Supplied records ▸
────
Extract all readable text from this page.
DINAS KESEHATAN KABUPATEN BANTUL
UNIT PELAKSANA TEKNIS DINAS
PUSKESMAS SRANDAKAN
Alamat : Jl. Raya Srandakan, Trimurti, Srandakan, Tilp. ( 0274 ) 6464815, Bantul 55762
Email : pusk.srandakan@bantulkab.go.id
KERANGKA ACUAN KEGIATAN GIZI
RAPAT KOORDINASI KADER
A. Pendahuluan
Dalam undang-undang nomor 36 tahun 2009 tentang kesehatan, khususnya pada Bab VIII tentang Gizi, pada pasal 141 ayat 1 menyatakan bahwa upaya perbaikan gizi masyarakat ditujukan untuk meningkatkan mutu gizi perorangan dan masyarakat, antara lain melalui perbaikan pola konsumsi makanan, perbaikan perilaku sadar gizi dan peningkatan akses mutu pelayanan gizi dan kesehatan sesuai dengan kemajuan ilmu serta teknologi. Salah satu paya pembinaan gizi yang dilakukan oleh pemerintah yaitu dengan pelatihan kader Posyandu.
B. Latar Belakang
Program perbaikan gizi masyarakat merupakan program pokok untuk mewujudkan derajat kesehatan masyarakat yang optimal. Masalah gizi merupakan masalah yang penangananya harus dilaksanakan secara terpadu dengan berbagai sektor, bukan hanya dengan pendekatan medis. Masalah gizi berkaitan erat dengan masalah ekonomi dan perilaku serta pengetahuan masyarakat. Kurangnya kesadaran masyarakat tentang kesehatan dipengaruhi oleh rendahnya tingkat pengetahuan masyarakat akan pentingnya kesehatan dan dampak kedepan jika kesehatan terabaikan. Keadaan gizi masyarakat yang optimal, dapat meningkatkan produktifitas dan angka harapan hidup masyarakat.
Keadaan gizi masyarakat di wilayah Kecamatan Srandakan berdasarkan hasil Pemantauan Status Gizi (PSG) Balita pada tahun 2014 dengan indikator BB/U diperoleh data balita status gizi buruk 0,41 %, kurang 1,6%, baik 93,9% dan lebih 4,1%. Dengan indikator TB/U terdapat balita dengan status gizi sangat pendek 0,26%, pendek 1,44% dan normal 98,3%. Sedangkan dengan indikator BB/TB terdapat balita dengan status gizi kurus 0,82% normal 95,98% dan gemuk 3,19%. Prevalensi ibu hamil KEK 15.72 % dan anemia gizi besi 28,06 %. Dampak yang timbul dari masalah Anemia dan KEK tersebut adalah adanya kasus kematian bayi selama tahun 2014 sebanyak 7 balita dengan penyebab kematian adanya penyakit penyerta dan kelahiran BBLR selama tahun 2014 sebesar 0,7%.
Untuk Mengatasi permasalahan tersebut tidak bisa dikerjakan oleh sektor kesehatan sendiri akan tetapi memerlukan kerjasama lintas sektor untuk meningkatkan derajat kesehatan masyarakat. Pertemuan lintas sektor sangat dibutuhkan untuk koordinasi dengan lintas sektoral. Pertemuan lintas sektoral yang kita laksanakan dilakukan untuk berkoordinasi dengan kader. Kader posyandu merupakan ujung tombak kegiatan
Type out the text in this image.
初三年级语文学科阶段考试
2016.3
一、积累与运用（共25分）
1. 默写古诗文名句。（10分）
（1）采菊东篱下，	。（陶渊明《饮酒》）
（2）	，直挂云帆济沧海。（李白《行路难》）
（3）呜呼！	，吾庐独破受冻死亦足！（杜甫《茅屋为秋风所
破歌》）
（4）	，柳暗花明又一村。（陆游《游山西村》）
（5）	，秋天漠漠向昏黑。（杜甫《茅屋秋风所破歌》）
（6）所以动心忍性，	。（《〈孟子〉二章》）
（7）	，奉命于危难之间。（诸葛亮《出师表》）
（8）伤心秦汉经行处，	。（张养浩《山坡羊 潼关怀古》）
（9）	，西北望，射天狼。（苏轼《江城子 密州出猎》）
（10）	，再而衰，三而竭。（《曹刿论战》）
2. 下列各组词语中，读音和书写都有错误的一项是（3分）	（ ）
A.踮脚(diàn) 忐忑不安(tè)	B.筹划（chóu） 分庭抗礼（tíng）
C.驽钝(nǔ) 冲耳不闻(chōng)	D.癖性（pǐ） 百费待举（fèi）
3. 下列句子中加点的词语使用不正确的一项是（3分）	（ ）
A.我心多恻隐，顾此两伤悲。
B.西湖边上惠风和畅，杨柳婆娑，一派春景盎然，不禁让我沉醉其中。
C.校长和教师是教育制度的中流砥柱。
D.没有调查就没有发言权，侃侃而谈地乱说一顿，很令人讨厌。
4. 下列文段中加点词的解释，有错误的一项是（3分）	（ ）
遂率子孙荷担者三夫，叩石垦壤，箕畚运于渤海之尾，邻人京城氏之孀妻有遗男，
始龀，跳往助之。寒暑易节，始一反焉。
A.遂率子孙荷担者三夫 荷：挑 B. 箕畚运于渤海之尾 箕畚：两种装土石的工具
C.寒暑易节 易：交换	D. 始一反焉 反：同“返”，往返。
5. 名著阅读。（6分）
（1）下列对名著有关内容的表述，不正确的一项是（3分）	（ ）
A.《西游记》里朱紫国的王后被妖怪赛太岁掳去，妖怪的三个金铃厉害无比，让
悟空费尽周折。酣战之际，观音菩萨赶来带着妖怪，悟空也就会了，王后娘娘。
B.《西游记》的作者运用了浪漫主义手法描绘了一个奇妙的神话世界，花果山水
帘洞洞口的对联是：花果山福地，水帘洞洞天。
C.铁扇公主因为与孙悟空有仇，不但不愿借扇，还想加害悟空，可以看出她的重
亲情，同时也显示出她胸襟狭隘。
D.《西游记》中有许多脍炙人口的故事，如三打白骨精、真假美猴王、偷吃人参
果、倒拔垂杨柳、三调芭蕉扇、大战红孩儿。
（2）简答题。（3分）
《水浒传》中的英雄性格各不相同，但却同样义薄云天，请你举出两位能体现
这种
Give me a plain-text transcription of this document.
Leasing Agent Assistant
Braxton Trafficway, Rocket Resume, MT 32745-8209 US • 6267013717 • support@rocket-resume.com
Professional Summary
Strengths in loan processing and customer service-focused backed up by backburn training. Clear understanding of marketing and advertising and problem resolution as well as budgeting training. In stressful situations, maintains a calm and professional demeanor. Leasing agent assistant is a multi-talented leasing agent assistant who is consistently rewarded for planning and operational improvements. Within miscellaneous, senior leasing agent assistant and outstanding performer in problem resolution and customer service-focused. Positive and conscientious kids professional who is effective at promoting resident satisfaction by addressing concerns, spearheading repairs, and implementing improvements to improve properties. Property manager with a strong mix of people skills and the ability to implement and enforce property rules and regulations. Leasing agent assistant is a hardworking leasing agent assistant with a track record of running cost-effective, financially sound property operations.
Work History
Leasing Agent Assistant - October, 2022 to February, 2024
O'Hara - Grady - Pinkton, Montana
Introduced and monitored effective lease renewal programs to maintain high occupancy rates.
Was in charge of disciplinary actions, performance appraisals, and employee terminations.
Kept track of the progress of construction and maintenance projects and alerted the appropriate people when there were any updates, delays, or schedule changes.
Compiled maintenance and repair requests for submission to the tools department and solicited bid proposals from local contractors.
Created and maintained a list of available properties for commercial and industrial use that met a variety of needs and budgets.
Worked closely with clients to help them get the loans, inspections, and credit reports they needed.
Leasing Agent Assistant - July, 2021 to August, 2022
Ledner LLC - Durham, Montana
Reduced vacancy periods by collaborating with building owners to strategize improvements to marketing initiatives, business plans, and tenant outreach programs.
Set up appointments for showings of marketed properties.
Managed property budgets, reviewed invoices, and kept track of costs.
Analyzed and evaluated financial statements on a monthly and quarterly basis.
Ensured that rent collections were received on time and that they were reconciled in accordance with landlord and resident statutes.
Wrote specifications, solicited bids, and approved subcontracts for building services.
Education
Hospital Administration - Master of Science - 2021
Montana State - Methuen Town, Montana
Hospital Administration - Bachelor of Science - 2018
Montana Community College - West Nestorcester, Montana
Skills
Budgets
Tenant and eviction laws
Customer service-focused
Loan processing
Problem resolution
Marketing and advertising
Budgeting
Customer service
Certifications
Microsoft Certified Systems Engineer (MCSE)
────
Problem ▸ Using the entries above, return each line that includes the word "dilakukan".

Answer to the task ▸
Dalam undang-undang nomor 36 tahun 2009 tentang kesehatan, khususnya pada Bab VIII tentang Gizi, pada pasal 141 ayat 1 menyatakan bahwa upaya perbaikan gizi masyarakat ditujukan untuk meningkatkan mutu gizi perorangan dan masyarakat, antara lain melalui perbaikan pola konsumsi makanan, perbaikan perilaku sadar gizi dan peningkatan akses mutu pelayanan gizi dan kesehatan sesuai dengan kemajuan ilmu serta teknologi. Salah satu paya pembinaan gizi yang dilakukan oleh pemerintah yaitu dengan pelatihan kader Posyandu.
Untuk Mengatasi permasalahan tersebut tidak bisa dikerjakan oleh sektor kesehatan sendiri akan tetapi memerlukan kerjasama lintas sektor untuk meningkatkan derajat kesehatan masyarakat. Pertemuan lintas sektor sangat dibutuhkan untuk koordinasi dengan lintas sektoral. Pertemuan lintas sektoral yang kita laksanakan dilakukan untuk berkoordinasi dengan kader. Kader posyandu merupakan ujung tombak kegiatan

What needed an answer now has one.